- The task
Please transcribe the data below exactly. Leave the pictures out.

- Information supplied
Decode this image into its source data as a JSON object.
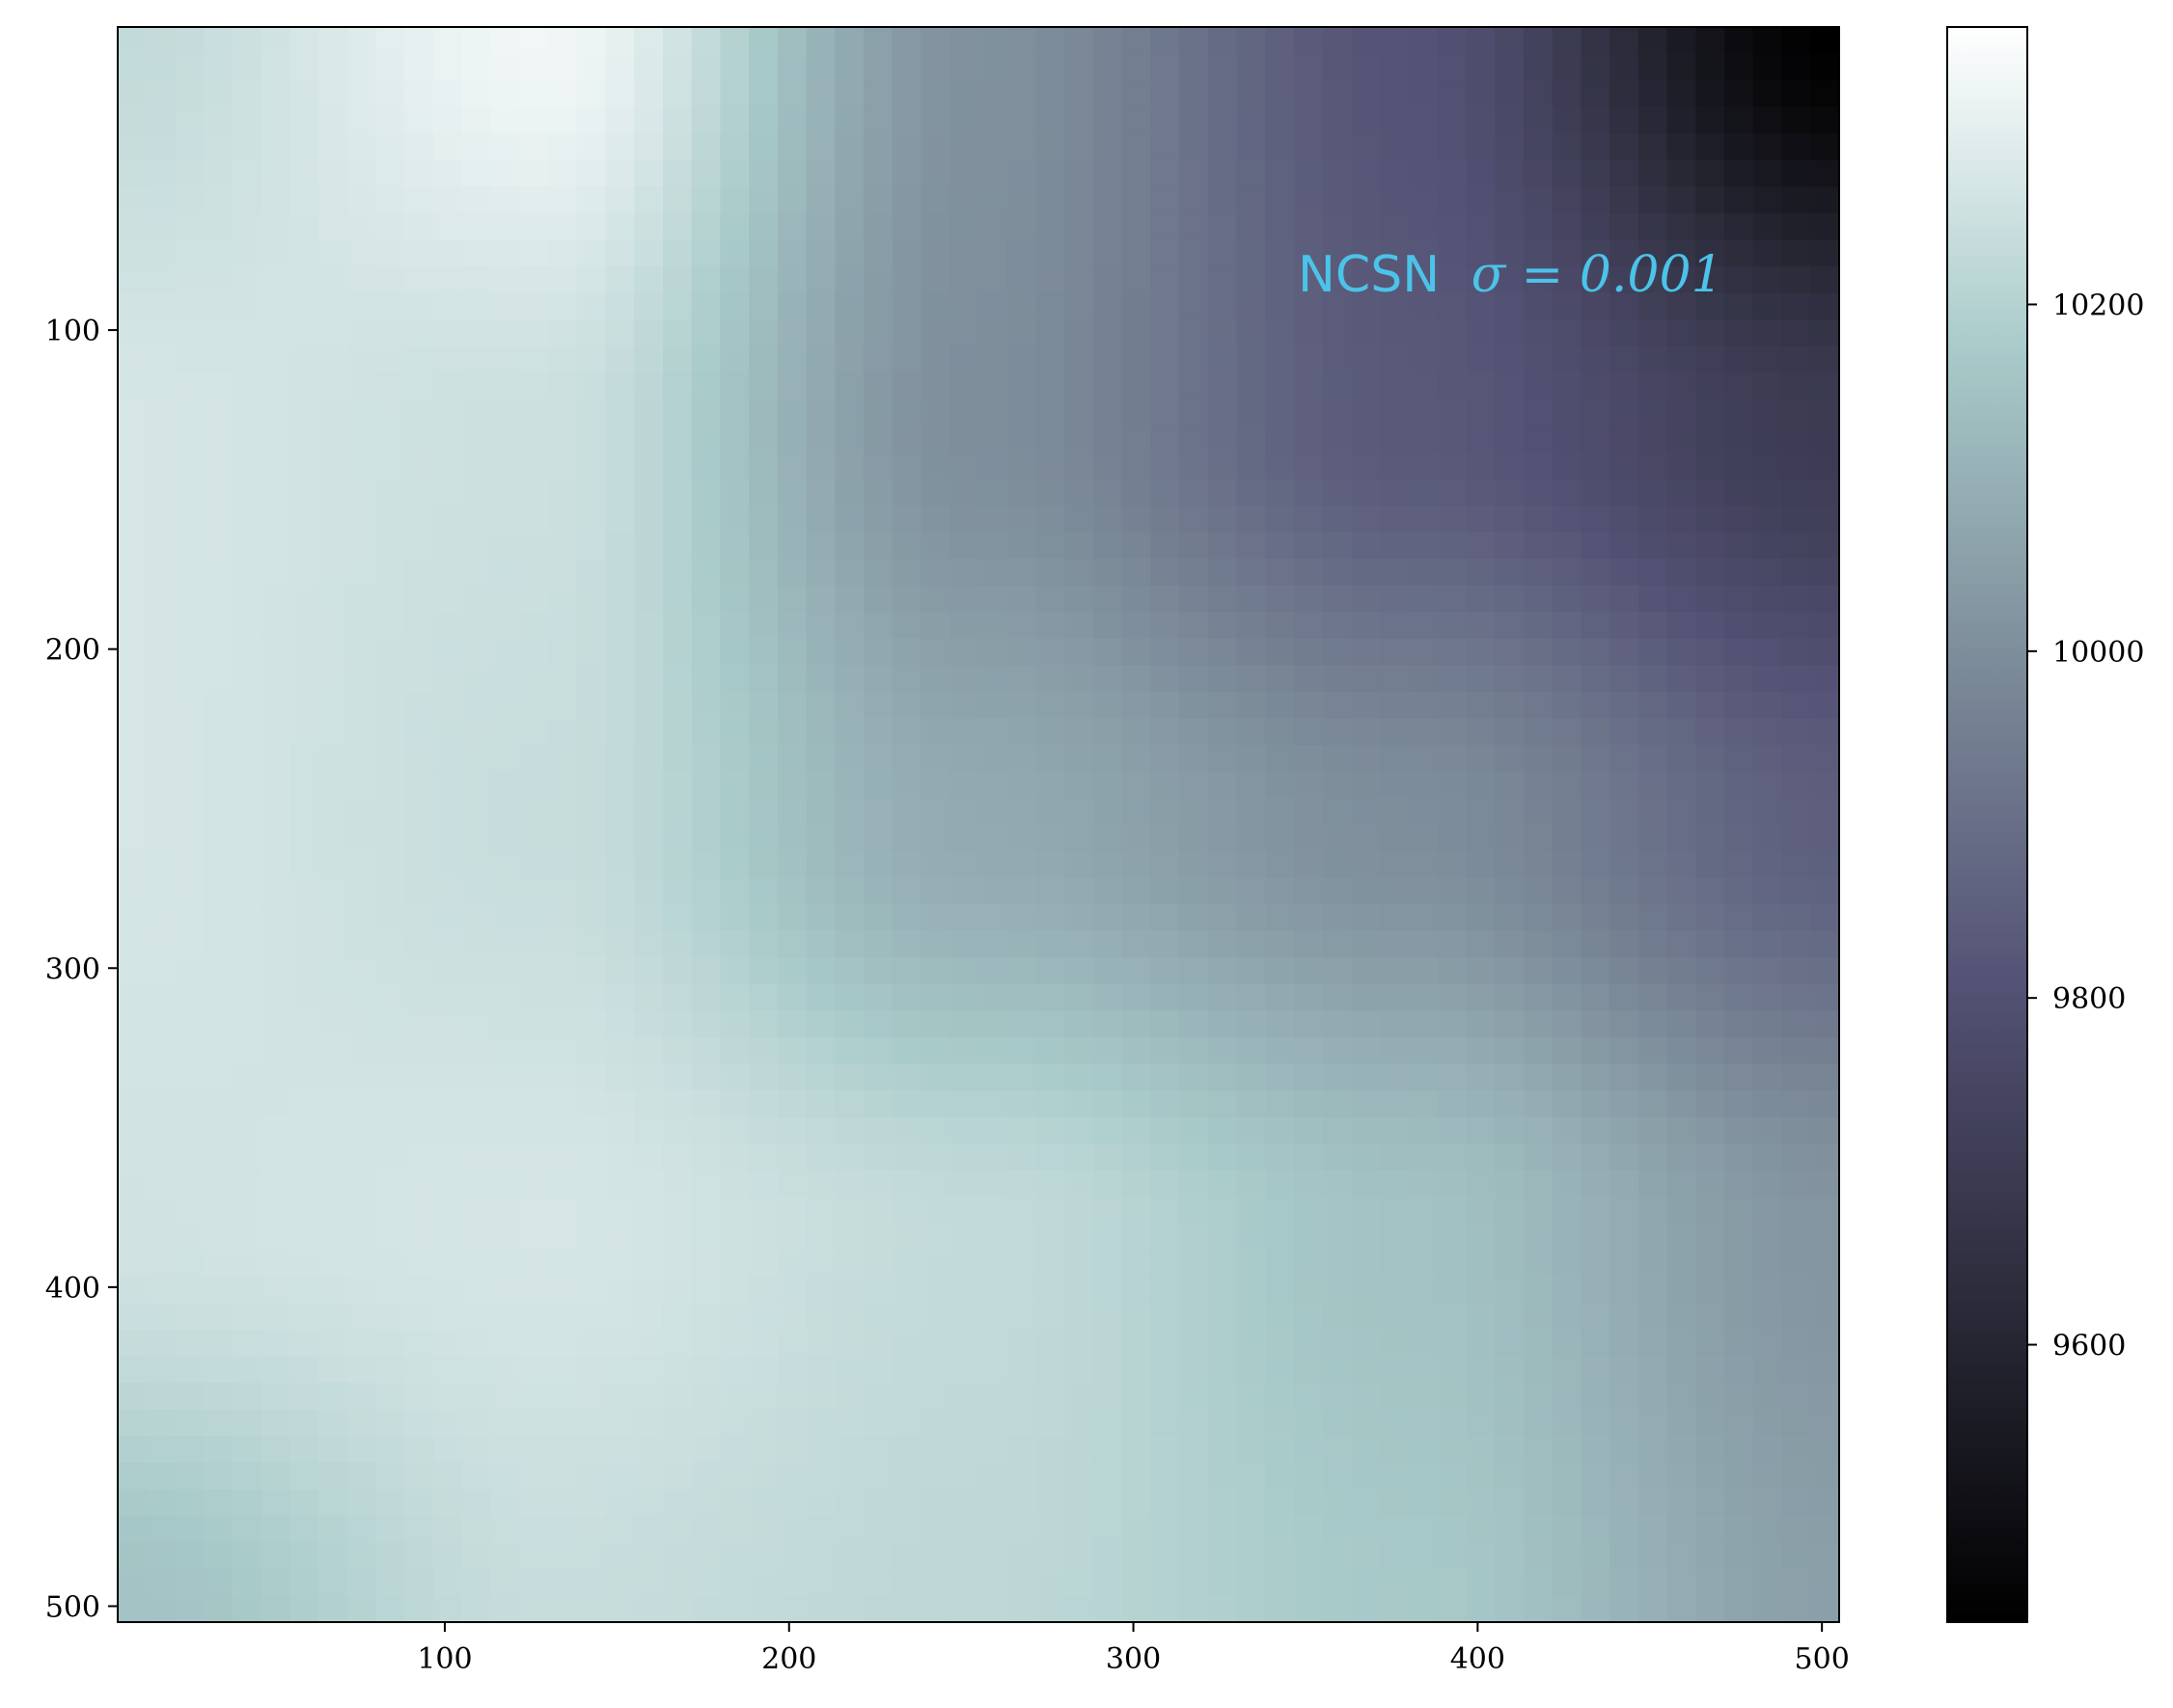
{
  "chart_data": {
    "type": "heatmap",
    "title": "",
    "xlabel": "",
    "ylabel": "",
    "annotation": {
      "prefix": "NCSN",
      "math": "σ = 0.001"
    },
    "xlim": [
      5,
      505
    ],
    "ylim": [
      505,
      5
    ],
    "x_ticks": [
      100,
      200,
      300,
      400,
      500
    ],
    "y_ticks": [
      100,
      200,
      300,
      400,
      500
    ],
    "colormap": "bone",
    "colormap_stops": [
      "#000000",
      "#2b2b3a",
      "#545275",
      "#7c8b99",
      "#a9cbca",
      "#ffffff"
    ],
    "colorbar": {
      "range": [
        9440,
        10360
      ],
      "ticks": [
        9600,
        9800,
        10000,
        10200
      ]
    },
    "grid": {
      "x": [
        5,
        130,
        255,
        380,
        505
      ],
      "y": [
        5,
        130,
        255,
        380,
        505
      ],
      "values": [
        [
          10230,
          10330,
          10010,
          9810,
          9440
        ],
        [
          10270,
          10250,
          10000,
          9830,
          9700
        ],
        [
          10270,
          10240,
          10080,
          10000,
          9850
        ],
        [
          10260,
          10270,
          10230,
          10150,
          10020
        ],
        [
          10150,
          10240,
          10220,
          10170,
          10050
        ]
      ]
    },
    "grid_on": false
  }
}
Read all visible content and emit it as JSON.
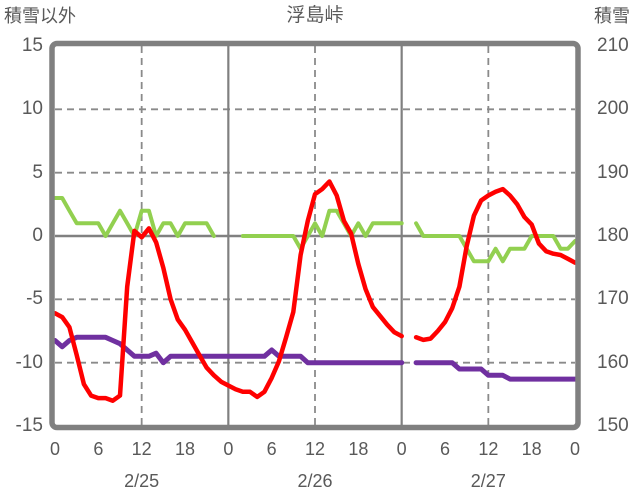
{
  "header": {
    "left_axis_title": "積雪以外",
    "chart_title": "浮島峠",
    "right_axis_title": "積雪"
  },
  "colors": {
    "frame_gray": "#808080",
    "grid_gray": "#8a8a8a",
    "text_gray": "#595959",
    "red_series": "#ff0000",
    "green_series": "#92d050",
    "purple_series": "#7030a0",
    "background": "#ffffff"
  },
  "chart_data": {
    "type": "line",
    "title": "浮島峠",
    "x_axis": {
      "unit": "hour",
      "start_hour": 0,
      "end_hour": 72,
      "tick_interval_hours": 6,
      "tick_labels": [
        "0",
        "6",
        "12",
        "18",
        "0",
        "6",
        "12",
        "18",
        "0",
        "6",
        "12",
        "18",
        "0"
      ],
      "day_labels": [
        "2/25",
        "2/26",
        "2/27"
      ],
      "day_label_center_hours": [
        12,
        36,
        60
      ],
      "dashed_gridline_hours": [
        12,
        36,
        60
      ],
      "solid_gridline_hours": [
        24,
        48
      ]
    },
    "left_axis": {
      "title": "積雪以外",
      "min": -15,
      "max": 15,
      "ticks": [
        15,
        10,
        5,
        0,
        -5,
        -10,
        -15
      ],
      "dashed_gridlines": [
        10,
        5,
        -5,
        -10
      ],
      "solid_gridlines": [
        0
      ]
    },
    "right_axis": {
      "title": "積雪",
      "min": 150,
      "max": 210,
      "ticks": [
        210,
        200,
        190,
        180,
        170,
        160,
        150
      ]
    },
    "series": [
      {
        "name": "green-line",
        "axis": "left",
        "color": "#92d050",
        "stroke_width": 4,
        "values": [
          3,
          3,
          2,
          1,
          1,
          1,
          1,
          0,
          1,
          2,
          1,
          0,
          2,
          2,
          0,
          1,
          1,
          0,
          1,
          1,
          1,
          1,
          0,
          null,
          null,
          null,
          0,
          0,
          0,
          0,
          0,
          0,
          0,
          0,
          -1,
          0,
          1,
          0,
          2,
          2,
          1,
          0,
          1,
          0,
          1,
          1,
          1,
          1,
          1,
          null,
          1,
          0,
          0,
          0,
          0,
          0,
          0,
          -1,
          -2,
          -2,
          -2,
          -1,
          -2,
          -1,
          -1,
          -1,
          0,
          0,
          0,
          0,
          -1,
          -1,
          -0.4
        ]
      },
      {
        "name": "purple-line",
        "axis": "right",
        "color": "#7030a0",
        "stroke_width": 5,
        "values": [
          163.5,
          162.5,
          163.5,
          164,
          164,
          164,
          164,
          164,
          163.5,
          163,
          162,
          161,
          161,
          161,
          161.5,
          160,
          161,
          161,
          161,
          161,
          161,
          161,
          161,
          161,
          161,
          161,
          161,
          161,
          161,
          161,
          162,
          161,
          161,
          161,
          161,
          160,
          160,
          160,
          160,
          160,
          160,
          160,
          160,
          160,
          160,
          160,
          160,
          160,
          160,
          null,
          160,
          160,
          160,
          160,
          160,
          160,
          159,
          159,
          159,
          159,
          158,
          158,
          158,
          157.4,
          157.4,
          157.4,
          157.4,
          157.4,
          157.4,
          157.4,
          157.4,
          157.4,
          157.4
        ]
      },
      {
        "name": "red-line",
        "axis": "left",
        "color": "#ff0000",
        "stroke_width": 4.5,
        "values": [
          -6.1,
          -6.4,
          -7.2,
          -9.4,
          -11.7,
          -12.6,
          -12.8,
          -12.8,
          -13,
          -12.6,
          -4,
          0.4,
          -0.1,
          0.6,
          -0.5,
          -2.5,
          -5,
          -6.6,
          -7.4,
          -8.4,
          -9.4,
          -10.4,
          -11,
          -11.5,
          -11.8,
          -12.1,
          -12.3,
          -12.3,
          -12.7,
          -12.3,
          -11.2,
          -9.9,
          -8,
          -6,
          -1.5,
          1.2,
          3.3,
          3.7,
          4.3,
          3.2,
          1.2,
          0.2,
          -2.2,
          -4.2,
          -5.6,
          -6.3,
          -7,
          -7.6,
          -7.9,
          null,
          -8,
          -8.2,
          -8.1,
          -7.5,
          -6.8,
          -5.7,
          -4,
          -0.8,
          1.6,
          2.8,
          3.2,
          3.5,
          3.7,
          3.2,
          2.5,
          1.5,
          0.9,
          -0.6,
          -1.2,
          -1.4,
          -1.5,
          -1.8,
          -2.1
        ]
      }
    ]
  }
}
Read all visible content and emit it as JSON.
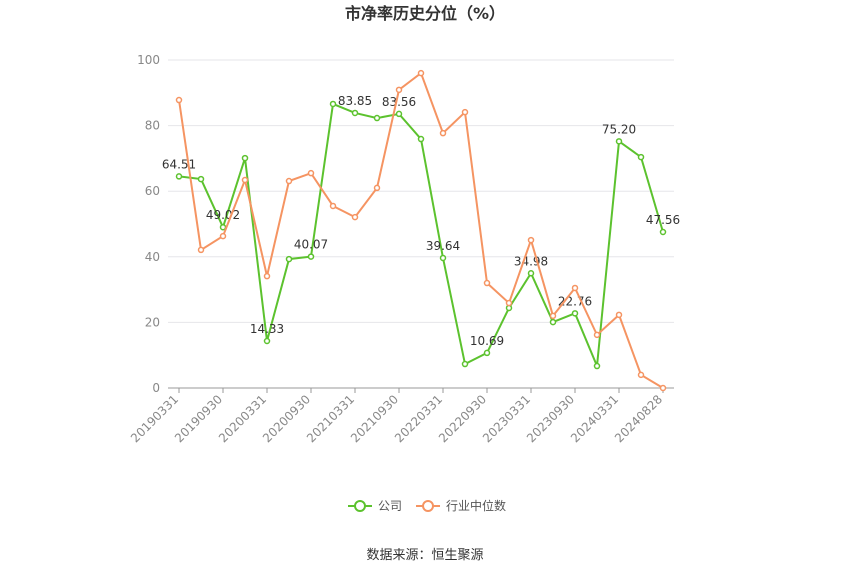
{
  "chart_data": {
    "type": "line",
    "title": "市净率历史分位（%）",
    "categories": [
      "20190331",
      null,
      "20190930",
      null,
      "20200331",
      null,
      "20200930",
      null,
      "20210331",
      null,
      "20210930",
      null,
      "20220331",
      null,
      "20220930",
      null,
      "20230331",
      null,
      "20230930",
      null,
      "20240331",
      null,
      "20240828"
    ],
    "series": [
      {
        "name": "公司",
        "color": "#5cc22e",
        "values": [
          64.51,
          63.7,
          49.02,
          70.1,
          14.33,
          39.3,
          40.07,
          86.6,
          83.85,
          82.3,
          83.56,
          75.9,
          39.64,
          7.3,
          10.69,
          24.4,
          34.98,
          20.1,
          22.76,
          6.7,
          75.2,
          70.4,
          47.56
        ],
        "value_labels": [
          "64.51",
          null,
          "49.02",
          null,
          "14.33",
          null,
          "40.07",
          null,
          "83.85",
          null,
          "83.56",
          null,
          "39.64",
          null,
          "10.69",
          null,
          "34.98",
          null,
          "22.76",
          null,
          "75.20",
          null,
          "47.56"
        ]
      },
      {
        "name": "行业中位数",
        "color": "#f59462",
        "values": [
          87.8,
          42.1,
          46.3,
          63.4,
          34.1,
          63.1,
          65.5,
          55.5,
          52.1,
          61.0,
          90.9,
          96.0,
          77.7,
          84.1,
          32.0,
          25.9,
          45.1,
          22.0,
          30.5,
          16.2,
          22.3,
          4.0,
          0
        ]
      }
    ],
    "ylim": [
      0,
      100
    ],
    "yticks": [
      0,
      20,
      40,
      60,
      80,
      100
    ],
    "grid": true,
    "source": "数据来源：恒生聚源"
  }
}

- Full response
Decode this image into its source data as a JSON object.
{
  "chart_data": {
    "type": "heatmap",
    "title": "",
    "xlabel": "",
    "ylabel": "",
    "annotation": {
      "prefix": "NCSN",
      "math": "σ = 0.001"
    },
    "xlim": [
      5,
      505
    ],
    "ylim": [
      505,
      5
    ],
    "x_ticks": [
      100,
      200,
      300,
      400,
      500
    ],
    "y_ticks": [
      100,
      200,
      300,
      400,
      500
    ],
    "colormap": "bone",
    "colormap_stops": [
      "#000000",
      "#2b2b3a",
      "#545275",
      "#7c8b99",
      "#a9cbca",
      "#ffffff"
    ],
    "colorbar": {
      "range": [
        9440,
        10360
      ],
      "ticks": [
        9600,
        9800,
        10000,
        10200
      ]
    },
    "grid": {
      "x": [
        5,
        130,
        255,
        380,
        505
      ],
      "y": [
        5,
        130,
        255,
        380,
        505
      ],
      "values": [
        [
          10230,
          10330,
          10010,
          9810,
          9440
        ],
        [
          10270,
          10250,
          10000,
          9830,
          9700
        ],
        [
          10270,
          10240,
          10080,
          10000,
          9850
        ],
        [
          10260,
          10270,
          10230,
          10150,
          10020
        ],
        [
          10150,
          10240,
          10220,
          10170,
          10050
        ]
      ]
    },
    "grid_on": false
  }
}
Read all visible content and emit it as JSON.
{
  "header": {
    "left_axis_title": "積雪以外",
    "chart_title": "浮島峠",
    "right_axis_title": "積雪"
  },
  "colors": {
    "frame_gray": "#808080",
    "grid_gray": "#8a8a8a",
    "text_gray": "#595959",
    "red_series": "#ff0000",
    "green_series": "#92d050",
    "purple_series": "#7030a0",
    "background": "#ffffff"
  },
  "chart_data": {
    "type": "line",
    "title": "浮島峠",
    "x_axis": {
      "unit": "hour",
      "start_hour": 0,
      "end_hour": 72,
      "tick_interval_hours": 6,
      "tick_labels": [
        "0",
        "6",
        "12",
        "18",
        "0",
        "6",
        "12",
        "18",
        "0",
        "6",
        "12",
        "18",
        "0"
      ],
      "day_labels": [
        "2/25",
        "2/26",
        "2/27"
      ],
      "day_label_center_hours": [
        12,
        36,
        60
      ],
      "dashed_gridline_hours": [
        12,
        36,
        60
      ],
      "solid_gridline_hours": [
        24,
        48
      ]
    },
    "left_axis": {
      "title": "積雪以外",
      "min": -15,
      "max": 15,
      "ticks": [
        15,
        10,
        5,
        0,
        -5,
        -10,
        -15
      ],
      "dashed_gridlines": [
        10,
        5,
        -5,
        -10
      ],
      "solid_gridlines": [
        0
      ]
    },
    "right_axis": {
      "title": "積雪",
      "min": 150,
      "max": 210,
      "ticks": [
        210,
        200,
        190,
        180,
        170,
        160,
        150
      ]
    },
    "series": [
      {
        "name": "green-line",
        "axis": "left",
        "color": "#92d050",
        "stroke_width": 4,
        "values": [
          3,
          3,
          2,
          1,
          1,
          1,
          1,
          0,
          1,
          2,
          1,
          0,
          2,
          2,
          0,
          1,
          1,
          0,
          1,
          1,
          1,
          1,
          0,
          null,
          null,
          null,
          0,
          0,
          0,
          0,
          0,
          0,
          0,
          0,
          -1,
          0,
          1,
          0,
          2,
          2,
          1,
          0,
          1,
          0,
          1,
          1,
          1,
          1,
          1,
          null,
          1,
          0,
          0,
          0,
          0,
          0,
          0,
          -1,
          -2,
          -2,
          -2,
          -1,
          -2,
          -1,
          -1,
          -1,
          0,
          0,
          0,
          0,
          -1,
          -1,
          -0.4
        ]
      },
      {
        "name": "purple-line",
        "axis": "right",
        "color": "#7030a0",
        "stroke_width": 5,
        "values": [
          163.5,
          162.5,
          163.5,
          164,
          164,
          164,
          164,
          164,
          163.5,
          163,
          162,
          161,
          161,
          161,
          161.5,
          160,
          161,
          161,
          161,
          161,
          161,
          161,
          161,
          161,
          161,
          161,
          161,
          161,
          161,
          161,
          162,
          161,
          161,
          161,
          161,
          160,
          160,
          160,
          160,
          160,
          160,
          160,
          160,
          160,
          160,
          160,
          160,
          160,
          160,
          null,
          160,
          160,
          160,
          160,
          160,
          160,
          159,
          159,
          159,
          159,
          158,
          158,
          158,
          157.4,
          157.4,
          157.4,
          157.4,
          157.4,
          157.4,
          157.4,
          157.4,
          157.4,
          157.4
        ]
      },
      {
        "name": "red-line",
        "axis": "left",
        "color": "#ff0000",
        "stroke_width": 4.5,
        "values": [
          -6.1,
          -6.4,
          -7.2,
          -9.4,
          -11.7,
          -12.6,
          -12.8,
          -12.8,
          -13,
          -12.6,
          -4,
          0.4,
          -0.1,
          0.6,
          -0.5,
          -2.5,
          -5,
          -6.6,
          -7.4,
          -8.4,
          -9.4,
          -10.4,
          -11,
          -11.5,
          -11.8,
          -12.1,
          -12.3,
          -12.3,
          -12.7,
          -12.3,
          -11.2,
          -9.9,
          -8,
          -6,
          -1.5,
          1.2,
          3.3,
          3.7,
          4.3,
          3.2,
          1.2,
          0.2,
          -2.2,
          -4.2,
          -5.6,
          -6.3,
          -7,
          -7.6,
          -7.9,
          null,
          -8,
          -8.2,
          -8.1,
          -7.5,
          -6.8,
          -5.7,
          -4,
          -0.8,
          1.6,
          2.8,
          3.2,
          3.5,
          3.7,
          3.2,
          2.5,
          1.5,
          0.9,
          -0.6,
          -1.2,
          -1.4,
          -1.5,
          -1.8,
          -2.1
        ]
      }
    ]
  }
}
Read all visible content and emit it as JSON.
{
  "chart_data": {
    "type": "line",
    "title": "市净率历史分位（%）",
    "categories": [
      "20190331",
      null,
      "20190930",
      null,
      "20200331",
      null,
      "20200930",
      null,
      "20210331",
      null,
      "20210930",
      null,
      "20220331",
      null,
      "20220930",
      null,
      "20230331",
      null,
      "20230930",
      null,
      "20240331",
      null,
      "20240828"
    ],
    "series": [
      {
        "name": "公司",
        "color": "#5cc22e",
        "values": [
          64.51,
          63.7,
          49.02,
          70.1,
          14.33,
          39.3,
          40.07,
          86.6,
          83.85,
          82.3,
          83.56,
          75.9,
          39.64,
          7.3,
          10.69,
          24.4,
          34.98,
          20.1,
          22.76,
          6.7,
          75.2,
          70.4,
          47.56
        ],
        "value_labels": [
          "64.51",
          null,
          "49.02",
          null,
          "14.33",
          null,
          "40.07",
          null,
          "83.85",
          null,
          "83.56",
          null,
          "39.64",
          null,
          "10.69",
          null,
          "34.98",
          null,
          "22.76",
          null,
          "75.20",
          null,
          "47.56"
        ]
      },
      {
        "name": "行业中位数",
        "color": "#f59462",
        "values": [
          87.8,
          42.1,
          46.3,
          63.4,
          34.1,
          63.1,
          65.5,
          55.5,
          52.1,
          61.0,
          90.9,
          96.0,
          77.7,
          84.1,
          32.0,
          25.9,
          45.1,
          22.0,
          30.5,
          16.2,
          22.3,
          4.0,
          0
        ]
      }
    ],
    "ylim": [
      0,
      100
    ],
    "yticks": [
      0,
      20,
      40,
      60,
      80,
      100
    ],
    "grid": true,
    "source": "数据来源：恒生聚源"
  }
}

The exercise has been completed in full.